"""
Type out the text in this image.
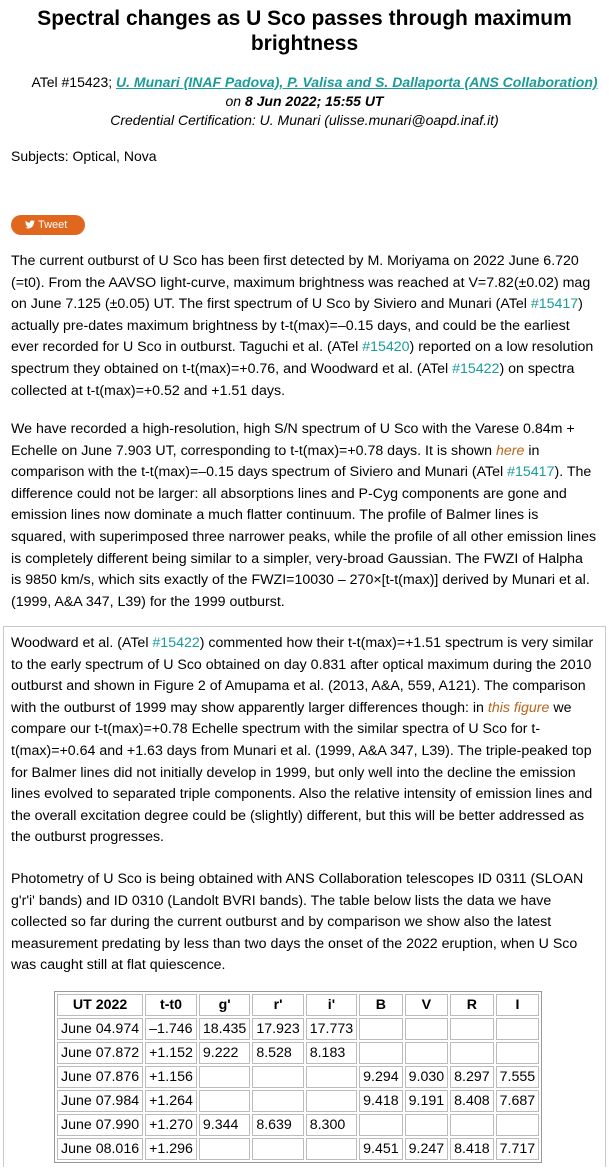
Spectral changes as U Sco passes through maximum brightness
ATel #15423; U. Munari (INAF Padova), P. Valisa and S. Dallaporta (ANS Collaboration)
on 8 Jun 2022; 15:55 UT
Credential Certification: U. Munari (ulisse.munari@oapd.inaf.it)
Subjects: Optical, Nova
Tweet
The current outburst of U Sco has been first detected by M. Moriyama on 2022 June 6.720 (=t0). From the AAVSO light-curve, maximum brightness was reached at V=7.82(±0.02) mag on June 7.125 (±0.05) UT. The first spectrum of U Sco by Siviero and Munari (ATel #15417) actually pre-dates maximum brightness by t-t(max)=–0.15 days, and could be the earliest ever recorded for U Sco in outburst. Taguchi et al. (ATel #15420) reported on a low resolution spectrum they obtained on t-t(max)=+0.76, and Woodward et al. (ATel #15422) on spectra collected at t-t(max)=+0.52 and +1.51 days.
We have recorded a high-resolution, high S/N spectrum of U Sco with the Varese 0.84m + Echelle on June 7.903 UT, corresponding to t-t(max)=+0.78 days. It is shown here in comparison with the t-t(max)=–0.15 days spectrum of Siviero and Munari (ATel #15417). The difference could not be larger: all absorptions lines and P-Cyg components are gone and emission lines now dominate a much flatter continuum. The profile of Balmer lines is squared, with superimposed three narrower peaks, while the profile of all other emission lines is completely different being similar to a simpler, very-broad Gaussian. The FWZI of Halpha is 9850 km/s, which sits exactly of the FWZI=10030 – 270×[t-t(max)] derived by Munari et al. (1999, A&A 347, L39) for the 1999 outburst.
Woodward et al. (ATel #15422) commented how their t-t(max)=+1.51 spectrum is very similar to the early spectrum of U Sco obtained on day 0.831 after optical maximum during the 2010 outburst and shown in Figure 2 of Amupama et al. (2013, A&A, 559, A121). The comparison with the outburst of 1999 may show apparently larger differences though: in this figure we compare our t-t(max)=+0.78 Echelle spectrum with the similar spectra of U Sco for t-t(max)=+0.64 and +1.63 days from Munari et al. (1999, A&A 347, L39). The triple-peaked top for Balmer lines did not initially develop in 1999, but only well into the decline the emission lines evolved to separated triple components. Also the relative intensity of emission lines and the overall excitation degree could be (slightly) different, but this will be better addressed as the outburst progresses.
Photometry of U Sco is being obtained with ANS Collaboration telescopes ID 0311 (SLOAN g'r'i' bands) and ID 0310 (Landolt BVRI bands). The table below lists the data we have collected so far during the current outburst and by comparison we show also the latest measurement predating by less than two days the onset of the 2022 eruption, when U Sco was caught still at flat quiescence.
UT 2022	t-t0	g'	r'	i'	B	V	R	I
June 04.974	–1.746	18.435	17.923	17.773				
June 07.872	+1.152	9.222	8.528	8.183				
June 07.876	+1.156				9.294	9.030	8.297	7.555
June 07.984	+1.264				9.418	9.191	8.408	7.687
June 07.990	+1.270	9.344	8.639	8.300				
June 08.016	+1.296				9.451	9.247	8.418	7.717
"""
#### TASK GOAL:
Quote the records in full and exactly; skip any image.

#### OUTPUT FOR THIS TASK:
Type out the text in this image.
Spectral changes as U Sco passes through maximum brightness
ATel #15423; U. Munari (INAF Padova), P. Valisa and S. Dallaporta (ANS Collaboration)
on 8 Jun 2022; 15:55 UT
Credential Certification: U. Munari (ulisse.munari@oapd.inaf.it)
Subjects: Optical, Nova
Tweet
The current outburst of U Sco has been first detected by M. Moriyama on 2022 June 6.720 (=t0). From the AAVSO light-curve, maximum brightness was reached at V=7.82(±0.02) mag on June 7.125 (±0.05) UT. The first spectrum of U Sco by Siviero and Munari (ATel #15417) actually pre-dates maximum brightness by t-t(max)=–0.15 days, and could be the earliest ever recorded for U Sco in outburst. Taguchi et al. (ATel #15420) reported on a low resolution spectrum they obtained on t-t(max)=+0.76, and Woodward et al. (ATel #15422) on spectra collected at t-t(max)=+0.52 and +1.51 days.
We have recorded a high-resolution, high S/N spectrum of U Sco with the Varese 0.84m + Echelle on June 7.903 UT, corresponding to t-t(max)=+0.78 days. It is shown here in comparison with the t-t(max)=–0.15 days spectrum of Siviero and Munari (ATel #15417). The difference could not be larger: all absorptions lines and P-Cyg components are gone and emission lines now dominate a much flatter continuum. The profile of Balmer lines is squared, with superimposed three narrower peaks, while the profile of all other emission lines is completely different being similar to a simpler, very-broad Gaussian. The FWZI of Halpha is 9850 km/s, which sits exactly of the FWZI=10030 – 270×[t-t(max)] derived by Munari et al. (1999, A&A 347, L39) for the 1999 outburst.
Woodward et al. (ATel #15422) commented how their t-t(max)=+1.51 spectrum is very similar to the early spectrum of U Sco obtained on day 0.831 after optical maximum during the 2010 outburst and shown in Figure 2 of Amupama et al. (2013, A&A, 559, A121). The comparison with the outburst of 1999 may show apparently larger differences though: in this figure we compare our t-t(max)=+0.78 Echelle spectrum with the similar spectra of U Sco for t-t(max)=+0.64 and +1.63 days from Munari et al. (1999, A&A 347, L39). The triple-peaked top for Balmer lines did not initially develop in 1999, but only well into the decline the emission lines evolved to separated triple components. Also the relative intensity of emission lines and the overall excitation degree could be (slightly) different, but this will be better addressed as the outburst progresses.
Photometry of U Sco is being obtained with ANS Collaboration telescopes ID 0311 (SLOAN g'r'i' bands) and ID 0310 (Landolt BVRI bands). The table below lists the data we have collected so far during the current outburst and by comparison we show also the latest measurement predating by less than two days the onset of the 2022 eruption, when U Sco was caught still at flat quiescence.
UT 2022	t-t0	g'	r'	i'	B	V	R	I
June 04.974	–1.746	18.435	17.923	17.773				
June 07.872	+1.152	9.222	8.528	8.183				
June 07.876	+1.156				9.294	9.030	8.297	7.555
June 07.984	+1.264				9.418	9.191	8.408	7.687
June 07.990	+1.270	9.344	8.639	8.300				
June 08.016	+1.296				9.451	9.247	8.418	7.717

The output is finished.